REQUIRED TASK: Copy out each line that includes the word "object".

-- start of EXTRACTED DATA --

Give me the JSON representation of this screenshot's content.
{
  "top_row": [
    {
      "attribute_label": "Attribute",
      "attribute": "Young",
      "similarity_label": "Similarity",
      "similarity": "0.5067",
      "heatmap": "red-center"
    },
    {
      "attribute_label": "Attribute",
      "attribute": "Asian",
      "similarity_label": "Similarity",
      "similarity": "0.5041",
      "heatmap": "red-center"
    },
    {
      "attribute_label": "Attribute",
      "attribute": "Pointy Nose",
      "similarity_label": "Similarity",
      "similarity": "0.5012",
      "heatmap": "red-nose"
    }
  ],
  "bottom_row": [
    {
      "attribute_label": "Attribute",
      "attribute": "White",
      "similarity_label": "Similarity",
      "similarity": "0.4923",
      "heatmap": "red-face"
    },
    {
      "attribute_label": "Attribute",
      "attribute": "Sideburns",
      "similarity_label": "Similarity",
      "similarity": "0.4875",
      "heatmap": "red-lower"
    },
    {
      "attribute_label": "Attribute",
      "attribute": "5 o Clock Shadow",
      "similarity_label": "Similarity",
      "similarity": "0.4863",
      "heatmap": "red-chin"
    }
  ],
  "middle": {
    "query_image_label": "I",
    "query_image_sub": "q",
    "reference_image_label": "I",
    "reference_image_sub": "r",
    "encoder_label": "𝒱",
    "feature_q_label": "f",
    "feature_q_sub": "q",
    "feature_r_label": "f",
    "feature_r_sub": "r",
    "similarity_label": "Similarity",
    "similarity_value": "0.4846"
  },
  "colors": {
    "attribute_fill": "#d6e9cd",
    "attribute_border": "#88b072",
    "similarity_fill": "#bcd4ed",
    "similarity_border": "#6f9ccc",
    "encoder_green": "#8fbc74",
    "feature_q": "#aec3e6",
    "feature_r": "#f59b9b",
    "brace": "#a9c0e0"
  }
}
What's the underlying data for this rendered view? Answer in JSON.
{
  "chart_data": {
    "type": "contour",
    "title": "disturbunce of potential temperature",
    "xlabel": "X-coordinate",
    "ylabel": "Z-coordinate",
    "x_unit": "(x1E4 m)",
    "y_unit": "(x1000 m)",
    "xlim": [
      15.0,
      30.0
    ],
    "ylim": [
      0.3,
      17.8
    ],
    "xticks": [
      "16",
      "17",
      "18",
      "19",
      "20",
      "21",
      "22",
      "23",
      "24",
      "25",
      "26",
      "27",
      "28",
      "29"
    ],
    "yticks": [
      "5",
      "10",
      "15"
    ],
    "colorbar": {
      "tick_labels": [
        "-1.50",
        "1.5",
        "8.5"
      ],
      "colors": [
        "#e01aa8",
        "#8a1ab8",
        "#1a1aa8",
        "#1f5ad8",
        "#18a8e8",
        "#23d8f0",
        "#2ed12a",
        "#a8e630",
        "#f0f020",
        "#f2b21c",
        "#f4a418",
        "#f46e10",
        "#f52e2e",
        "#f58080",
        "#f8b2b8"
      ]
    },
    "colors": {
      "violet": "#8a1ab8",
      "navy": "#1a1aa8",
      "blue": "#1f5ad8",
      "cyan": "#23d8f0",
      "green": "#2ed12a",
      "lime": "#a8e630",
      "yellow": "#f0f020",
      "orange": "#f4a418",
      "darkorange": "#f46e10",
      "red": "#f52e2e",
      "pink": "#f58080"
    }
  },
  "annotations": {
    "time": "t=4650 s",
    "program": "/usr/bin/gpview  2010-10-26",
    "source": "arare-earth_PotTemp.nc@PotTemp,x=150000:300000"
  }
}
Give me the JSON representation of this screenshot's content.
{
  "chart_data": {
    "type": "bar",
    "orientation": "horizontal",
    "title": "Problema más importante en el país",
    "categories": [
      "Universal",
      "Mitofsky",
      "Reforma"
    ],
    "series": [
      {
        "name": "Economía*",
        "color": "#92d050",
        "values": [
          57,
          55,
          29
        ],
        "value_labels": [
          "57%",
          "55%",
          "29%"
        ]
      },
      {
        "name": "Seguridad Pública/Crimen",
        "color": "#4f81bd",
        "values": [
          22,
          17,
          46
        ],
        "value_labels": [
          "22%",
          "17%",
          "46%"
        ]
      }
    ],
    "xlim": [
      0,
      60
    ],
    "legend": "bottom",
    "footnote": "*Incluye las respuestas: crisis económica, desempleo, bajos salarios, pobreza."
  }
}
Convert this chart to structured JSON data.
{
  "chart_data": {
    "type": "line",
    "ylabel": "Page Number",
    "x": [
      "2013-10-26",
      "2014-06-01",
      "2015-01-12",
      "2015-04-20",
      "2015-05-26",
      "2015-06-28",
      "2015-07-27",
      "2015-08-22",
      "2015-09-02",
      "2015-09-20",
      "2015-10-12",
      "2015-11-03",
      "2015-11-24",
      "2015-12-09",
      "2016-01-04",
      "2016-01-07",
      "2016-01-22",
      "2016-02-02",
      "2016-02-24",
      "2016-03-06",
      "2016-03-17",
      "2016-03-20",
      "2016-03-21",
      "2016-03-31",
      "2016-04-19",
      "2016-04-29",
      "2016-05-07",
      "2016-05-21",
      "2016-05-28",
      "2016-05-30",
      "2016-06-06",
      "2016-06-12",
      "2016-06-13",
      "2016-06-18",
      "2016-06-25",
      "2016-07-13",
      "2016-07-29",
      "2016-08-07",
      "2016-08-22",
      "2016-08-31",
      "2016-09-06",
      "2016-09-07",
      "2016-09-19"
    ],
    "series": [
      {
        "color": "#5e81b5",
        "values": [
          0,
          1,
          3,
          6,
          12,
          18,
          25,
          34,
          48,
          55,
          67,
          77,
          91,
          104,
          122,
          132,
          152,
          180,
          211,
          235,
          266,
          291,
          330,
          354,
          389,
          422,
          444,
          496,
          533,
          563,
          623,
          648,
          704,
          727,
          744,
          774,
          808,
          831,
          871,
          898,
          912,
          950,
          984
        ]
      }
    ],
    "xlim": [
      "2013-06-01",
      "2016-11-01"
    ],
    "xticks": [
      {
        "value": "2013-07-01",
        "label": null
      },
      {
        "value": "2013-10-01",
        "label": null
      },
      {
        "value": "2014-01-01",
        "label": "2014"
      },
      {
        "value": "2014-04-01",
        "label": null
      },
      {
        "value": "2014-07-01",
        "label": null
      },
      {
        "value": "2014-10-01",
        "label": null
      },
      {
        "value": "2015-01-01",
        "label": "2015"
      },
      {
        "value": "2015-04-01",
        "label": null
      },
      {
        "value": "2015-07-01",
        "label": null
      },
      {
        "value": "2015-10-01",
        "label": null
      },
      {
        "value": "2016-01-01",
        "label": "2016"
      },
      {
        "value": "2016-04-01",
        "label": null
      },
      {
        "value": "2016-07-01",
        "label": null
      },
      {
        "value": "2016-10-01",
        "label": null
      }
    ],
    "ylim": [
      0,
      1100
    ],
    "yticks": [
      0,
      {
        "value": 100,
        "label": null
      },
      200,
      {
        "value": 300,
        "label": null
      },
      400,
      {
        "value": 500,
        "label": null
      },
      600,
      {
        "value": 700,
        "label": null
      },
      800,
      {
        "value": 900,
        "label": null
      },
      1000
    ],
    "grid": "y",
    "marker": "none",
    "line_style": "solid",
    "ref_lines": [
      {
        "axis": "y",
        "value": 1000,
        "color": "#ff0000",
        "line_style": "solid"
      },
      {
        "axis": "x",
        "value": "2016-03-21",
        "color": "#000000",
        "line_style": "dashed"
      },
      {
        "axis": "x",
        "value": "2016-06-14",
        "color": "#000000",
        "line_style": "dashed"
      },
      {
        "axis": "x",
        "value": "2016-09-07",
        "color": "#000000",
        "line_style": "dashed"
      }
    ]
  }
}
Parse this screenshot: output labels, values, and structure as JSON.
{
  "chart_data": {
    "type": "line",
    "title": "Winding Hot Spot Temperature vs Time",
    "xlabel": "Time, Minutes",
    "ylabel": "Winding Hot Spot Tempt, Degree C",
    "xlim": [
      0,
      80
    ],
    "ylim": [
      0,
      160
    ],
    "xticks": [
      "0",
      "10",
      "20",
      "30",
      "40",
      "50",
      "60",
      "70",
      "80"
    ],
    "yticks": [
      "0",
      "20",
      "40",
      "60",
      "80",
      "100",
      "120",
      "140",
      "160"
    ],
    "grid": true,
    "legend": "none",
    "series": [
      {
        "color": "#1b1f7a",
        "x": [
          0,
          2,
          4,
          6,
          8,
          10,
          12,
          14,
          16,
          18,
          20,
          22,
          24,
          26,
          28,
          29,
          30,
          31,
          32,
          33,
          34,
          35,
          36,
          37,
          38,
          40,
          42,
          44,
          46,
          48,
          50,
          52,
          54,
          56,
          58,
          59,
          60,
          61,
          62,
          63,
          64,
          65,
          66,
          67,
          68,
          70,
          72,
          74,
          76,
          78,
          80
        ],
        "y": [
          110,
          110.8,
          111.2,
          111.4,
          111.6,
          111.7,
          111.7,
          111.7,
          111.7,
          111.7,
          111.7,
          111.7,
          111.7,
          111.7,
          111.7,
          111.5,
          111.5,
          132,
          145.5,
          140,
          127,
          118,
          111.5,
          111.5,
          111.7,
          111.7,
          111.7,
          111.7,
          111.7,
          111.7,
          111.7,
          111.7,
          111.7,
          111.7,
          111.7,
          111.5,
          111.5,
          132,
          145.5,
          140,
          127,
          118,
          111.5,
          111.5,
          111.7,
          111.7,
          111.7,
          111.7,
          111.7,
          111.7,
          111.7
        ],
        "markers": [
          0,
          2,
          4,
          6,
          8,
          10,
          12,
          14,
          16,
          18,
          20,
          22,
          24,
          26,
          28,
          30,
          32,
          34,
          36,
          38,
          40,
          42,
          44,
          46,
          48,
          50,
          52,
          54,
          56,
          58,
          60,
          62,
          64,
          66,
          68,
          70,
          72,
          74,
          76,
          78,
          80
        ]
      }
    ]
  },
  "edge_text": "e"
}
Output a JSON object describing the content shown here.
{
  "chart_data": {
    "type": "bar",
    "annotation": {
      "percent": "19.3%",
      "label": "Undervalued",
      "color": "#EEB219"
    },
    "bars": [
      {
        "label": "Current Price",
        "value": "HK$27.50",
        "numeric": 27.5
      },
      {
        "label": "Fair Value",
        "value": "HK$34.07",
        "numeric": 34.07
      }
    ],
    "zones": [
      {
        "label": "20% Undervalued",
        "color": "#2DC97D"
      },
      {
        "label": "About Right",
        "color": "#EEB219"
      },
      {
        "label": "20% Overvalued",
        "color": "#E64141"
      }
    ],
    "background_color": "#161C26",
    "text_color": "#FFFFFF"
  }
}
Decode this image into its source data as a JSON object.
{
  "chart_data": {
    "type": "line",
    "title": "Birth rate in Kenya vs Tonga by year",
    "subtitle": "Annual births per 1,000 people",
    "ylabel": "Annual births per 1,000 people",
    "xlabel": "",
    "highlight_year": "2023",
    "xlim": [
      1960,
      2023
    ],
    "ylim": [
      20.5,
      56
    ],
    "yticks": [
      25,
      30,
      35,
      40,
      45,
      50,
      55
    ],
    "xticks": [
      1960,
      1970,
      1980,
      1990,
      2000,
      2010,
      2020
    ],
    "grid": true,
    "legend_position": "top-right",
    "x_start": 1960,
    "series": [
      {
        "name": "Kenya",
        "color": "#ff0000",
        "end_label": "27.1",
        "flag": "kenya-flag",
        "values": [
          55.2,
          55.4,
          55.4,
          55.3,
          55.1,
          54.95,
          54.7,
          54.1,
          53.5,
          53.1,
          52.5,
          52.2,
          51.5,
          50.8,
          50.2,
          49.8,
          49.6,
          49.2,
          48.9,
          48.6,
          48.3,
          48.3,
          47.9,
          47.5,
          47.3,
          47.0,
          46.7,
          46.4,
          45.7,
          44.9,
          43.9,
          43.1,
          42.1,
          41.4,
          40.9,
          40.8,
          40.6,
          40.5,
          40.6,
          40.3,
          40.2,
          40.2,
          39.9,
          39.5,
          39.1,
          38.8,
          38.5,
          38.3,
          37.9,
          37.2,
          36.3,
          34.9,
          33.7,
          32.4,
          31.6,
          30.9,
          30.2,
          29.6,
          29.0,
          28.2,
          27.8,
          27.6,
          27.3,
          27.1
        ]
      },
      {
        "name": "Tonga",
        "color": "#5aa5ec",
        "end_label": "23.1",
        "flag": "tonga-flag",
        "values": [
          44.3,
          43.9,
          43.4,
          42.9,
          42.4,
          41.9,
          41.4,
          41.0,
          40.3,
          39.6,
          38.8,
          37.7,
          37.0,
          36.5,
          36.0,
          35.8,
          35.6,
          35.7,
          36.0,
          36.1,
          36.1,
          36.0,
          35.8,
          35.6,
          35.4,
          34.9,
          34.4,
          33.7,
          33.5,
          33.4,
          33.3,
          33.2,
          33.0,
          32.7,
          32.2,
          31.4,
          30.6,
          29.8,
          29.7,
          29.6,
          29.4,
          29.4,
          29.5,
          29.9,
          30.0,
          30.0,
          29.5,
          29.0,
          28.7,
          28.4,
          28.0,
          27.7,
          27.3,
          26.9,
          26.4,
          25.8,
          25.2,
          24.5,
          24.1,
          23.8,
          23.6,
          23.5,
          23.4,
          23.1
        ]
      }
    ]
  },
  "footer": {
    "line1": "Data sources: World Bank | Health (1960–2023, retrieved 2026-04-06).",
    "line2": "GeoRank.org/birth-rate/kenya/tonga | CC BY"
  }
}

-- end of EXTRACTED DATA --

EXERCISE RESULT:
Output a JSON object describing the content shown here.
Decode this image into its source data as a JSON object.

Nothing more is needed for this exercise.